- **Görevler**:
1 – Tezgâhtar yazarlar başlıklı yazıda "KİTAP YAZMAK SANATTIR" sözlerinden aşağıya, "kitap çok sattı." sözlerine kadar uzanan bölümü aynen alıntılayın.
2 – Tezgâhtar yazarlar başlıklı yazıya göre CNR Kitap Fuarı'nın onur konuğu kimdir?

- **Okuma Metni**:
Tezgâhtar yazarlar

CNR Kitap Fuarı açıldı.

Onur konuğu yazar Alev Alatlı fuarların okumaya teşvik açısından önemini vurguladıktan sonra şöyle diyor:

“İnsan hem yazıp hem yazdığı eserin tezgâhtarlığını yapamıyor. Bunun bir örneği benim.”

Katılıyorum.

Birçok fuara katılan kalem erbabı olarak bu “nüansa” dikkat çekmek istiyorum.

KİTAP YAZMAK SANATTIR

Kitap yazmak bir iş değildir; sanattır.

Zanaat olarak gören bazı yayınevleri ne yazık ki, kendi yazarlarını çok kitap yazmaya teşvik (!) ederek, piyasayı parselleme gayretine girdi.

Diyelim “aşk” konusunu işleyen bir kitap çok sattı.

Hemen diğer yayıncılar, emrinde bulunan yazarlarına bu konuda kitap yazdırmak için baskı uygular.

Yetmez, o kitabı bir de yazarına tezgâhta sattırmaya çalışır.

Kâr amaçlı kurulan bu ağ, ne yazık ki, yazarlığın ciddiyetine ciddî anlamda gölge düşürdü.

Nitekim de bu verdiğimiz örnek hem gerçek hem de bir emsal teşkil ediyor.

FUAR YAZARLIĞI

İş öylesine çığırından çıktı ki, artık normal yazar yerine “fuar yazarlığı” kavramı ortaya çıktı.

Hayatında toplasan iki makalesi bulunmamış, derin araştırma yapmamış ve sadece yayıncının bir yakını veya tanıdığı olma özelliği taşıyanlar, bu gün stantlarda kendi ismini taşıyan kitaplar imzalıyor.

Kâr amacı güden bu yayınevleri ne yazık ki, ciddî anlamda yayın yapan kuruluşların da canına okuyor.

Etiketli bölge kayıtları
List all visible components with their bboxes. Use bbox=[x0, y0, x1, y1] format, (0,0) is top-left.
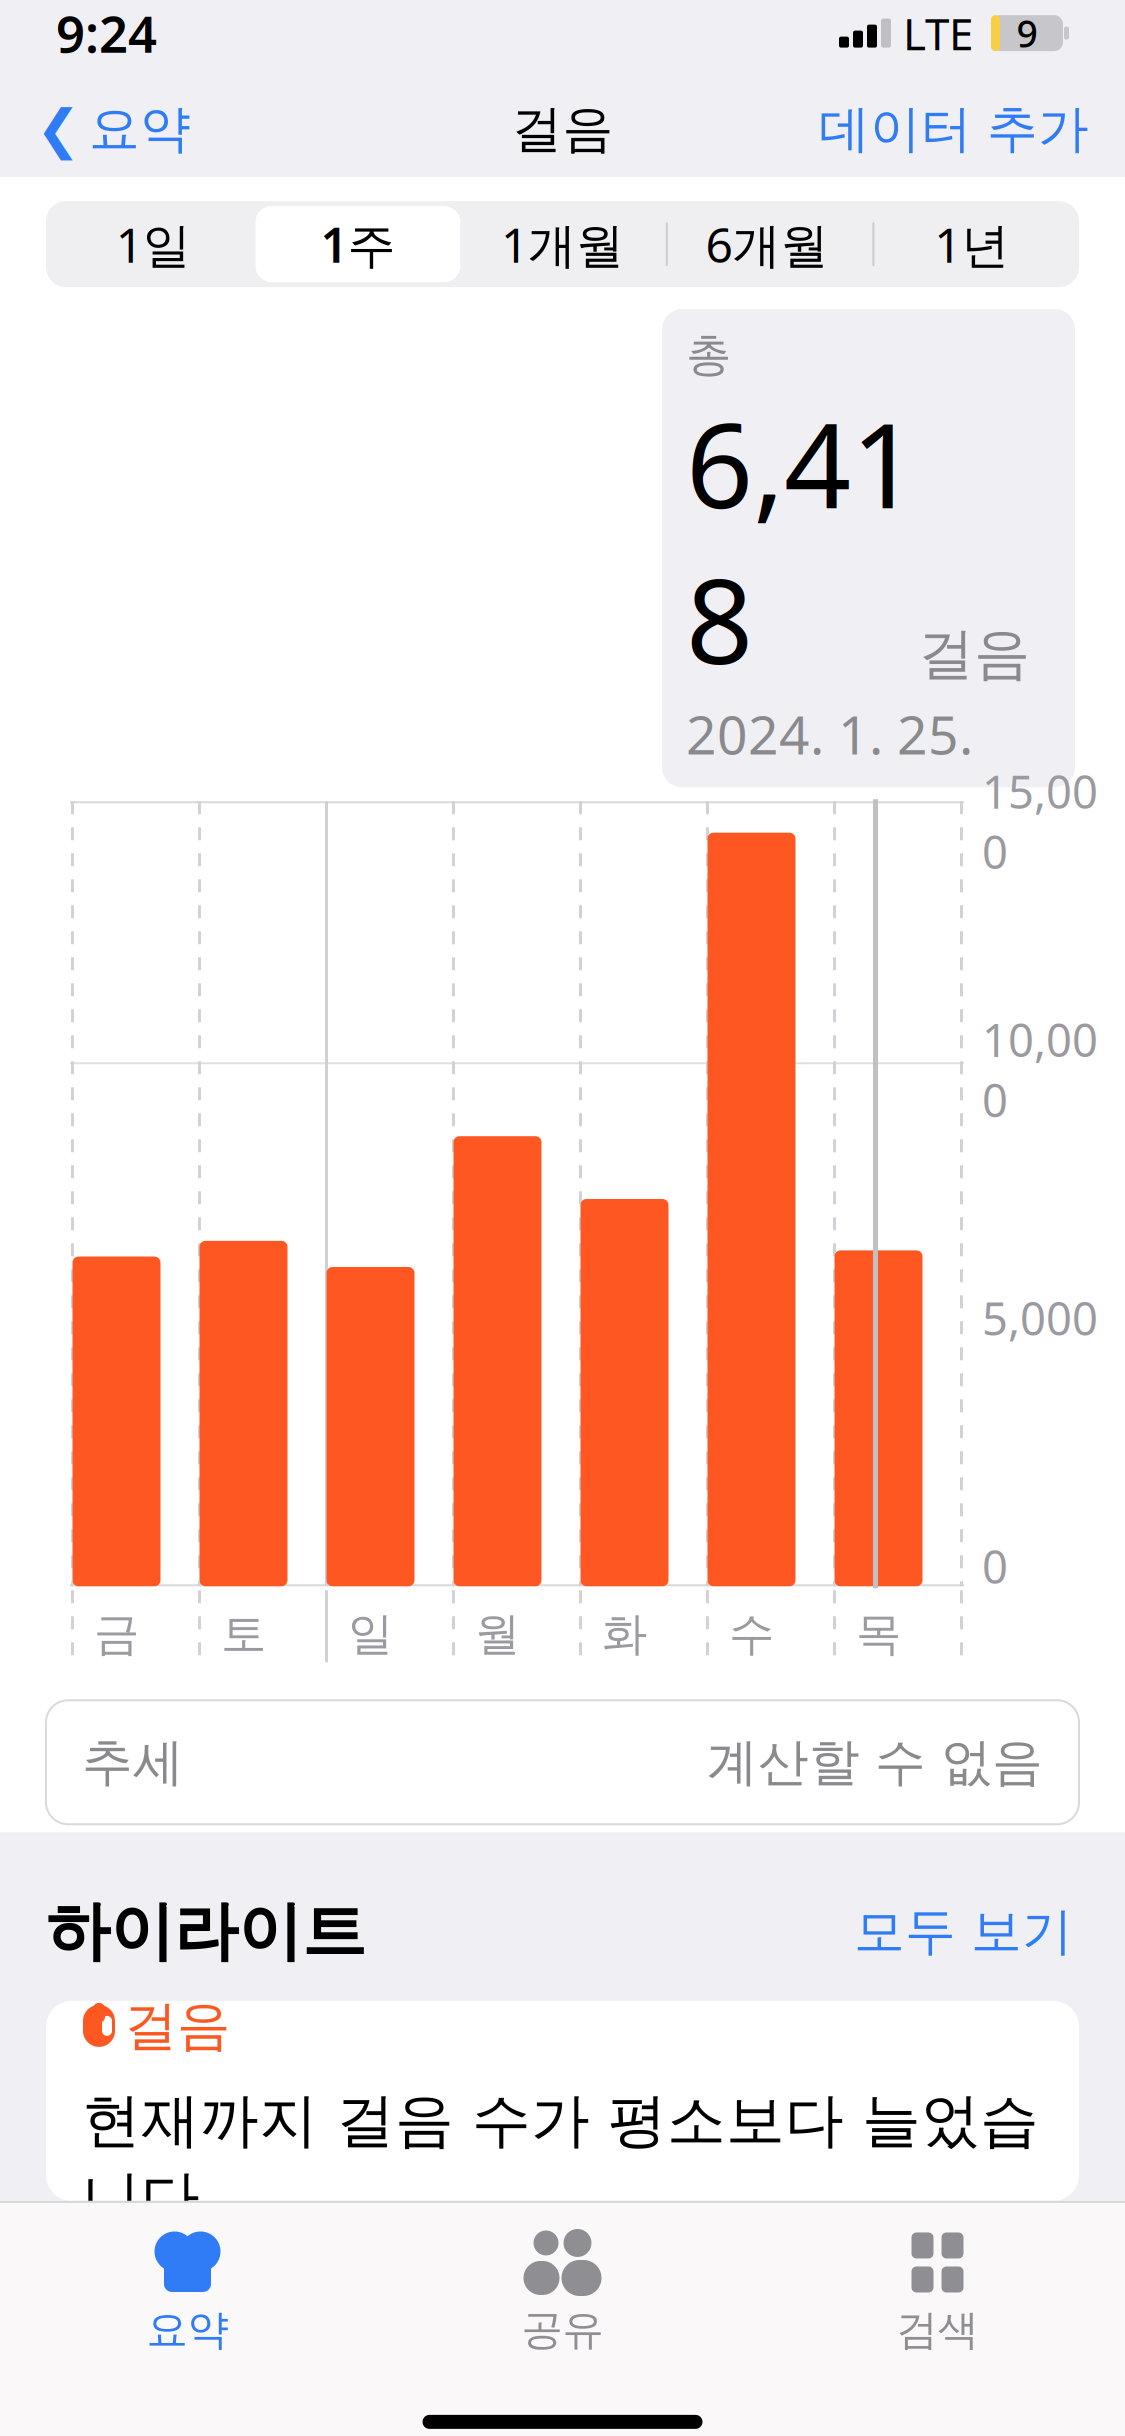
staticText: 검색 bbox=[896, 2304, 978, 2355]
staticText: 걸음 bbox=[918, 620, 1030, 688]
button[interactable]: 1주 bbox=[256, 206, 460, 282]
staticText: 0 bbox=[982, 1536, 1008, 1596]
button[interactable]: 1일 bbox=[51, 206, 256, 282]
staticText: 10,000 bbox=[982, 1009, 1098, 1130]
staticText: 요약 bbox=[146, 2304, 228, 2355]
staticText: 5,000 bbox=[982, 1288, 1098, 1348]
staticText: 목 bbox=[856, 1606, 901, 1662]
staticText: 6,418 bbox=[686, 385, 918, 696]
staticText: 공유 bbox=[522, 2304, 604, 2355]
button[interactable]: 추세 bbox=[46, 1700, 1079, 1824]
staticText: 계산할 수 없음 bbox=[707, 1731, 1043, 1793]
button[interactable]: 검색 bbox=[750, 2210, 1125, 2355]
staticText: 요약 bbox=[89, 98, 191, 160]
staticText: 월 bbox=[475, 1606, 520, 1662]
staticText: 1일 bbox=[116, 212, 191, 276]
button[interactable]: 공유 bbox=[375, 2210, 750, 2355]
staticText: 2024. 1. 25. bbox=[686, 698, 973, 769]
button[interactable]: 6개월 bbox=[665, 206, 869, 282]
staticText: 현재까지 걸음 수가 평소보다 늘었습니다. bbox=[82, 2085, 1039, 2235]
staticText: 1년 bbox=[934, 212, 1009, 276]
staticText: 일 bbox=[348, 1606, 393, 1662]
staticText: 토 bbox=[221, 1606, 266, 1662]
staticText: 모두 보기 bbox=[854, 1900, 1073, 1963]
staticText: 9 bbox=[1016, 8, 1038, 58]
staticText: 1주 bbox=[320, 212, 395, 276]
button[interactable]: 1개월 bbox=[460, 206, 665, 282]
button[interactable]: ❮ bbox=[30, 88, 197, 170]
staticText: 데이터 추가 bbox=[819, 98, 1089, 160]
staticText: 하이라이트 bbox=[46, 1892, 366, 1971]
staticText: 15,000 bbox=[982, 761, 1098, 882]
staticText: 추세 bbox=[82, 1731, 184, 1793]
button[interactable]: 데이터 추가 bbox=[813, 88, 1095, 170]
staticText: 걸음 bbox=[512, 98, 614, 160]
staticText: 걸음 bbox=[124, 1993, 230, 2059]
button[interactable]: 모두 보기 bbox=[848, 1892, 1079, 1971]
staticText: 총 bbox=[686, 327, 731, 383]
staticText: 금 bbox=[94, 1606, 139, 1662]
staticText: 9:24 bbox=[56, 0, 157, 67]
staticText: ❮ bbox=[36, 99, 81, 159]
button[interactable]: 1년 bbox=[869, 206, 1074, 282]
button[interactable]: 요약 bbox=[0, 2210, 375, 2355]
staticText: 6개월 bbox=[706, 212, 829, 276]
staticText: 화 bbox=[602, 1606, 647, 1662]
button[interactable]: 걸음 bbox=[46, 2001, 1079, 2201]
staticText: LTE bbox=[903, 4, 973, 62]
staticText: 수 bbox=[729, 1606, 774, 1662]
staticText: 1개월 bbox=[501, 212, 624, 276]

- **Cevaplar**:
1 –
KİTAP YAZMAK SANATTIR

Kitap yazmak bir iş değildir; sanattır.

Zanaat olarak gören bazı yayınevleri ne yazık ki, kendi yazarlarını çok kitap yazmaya teşvik (!) ederek, piyasayı parselleme gayretine girdi.

Diyelim “aşk” konusunu işleyen bir kitap çok sattı.

2 – Yazar Alev Alatlı.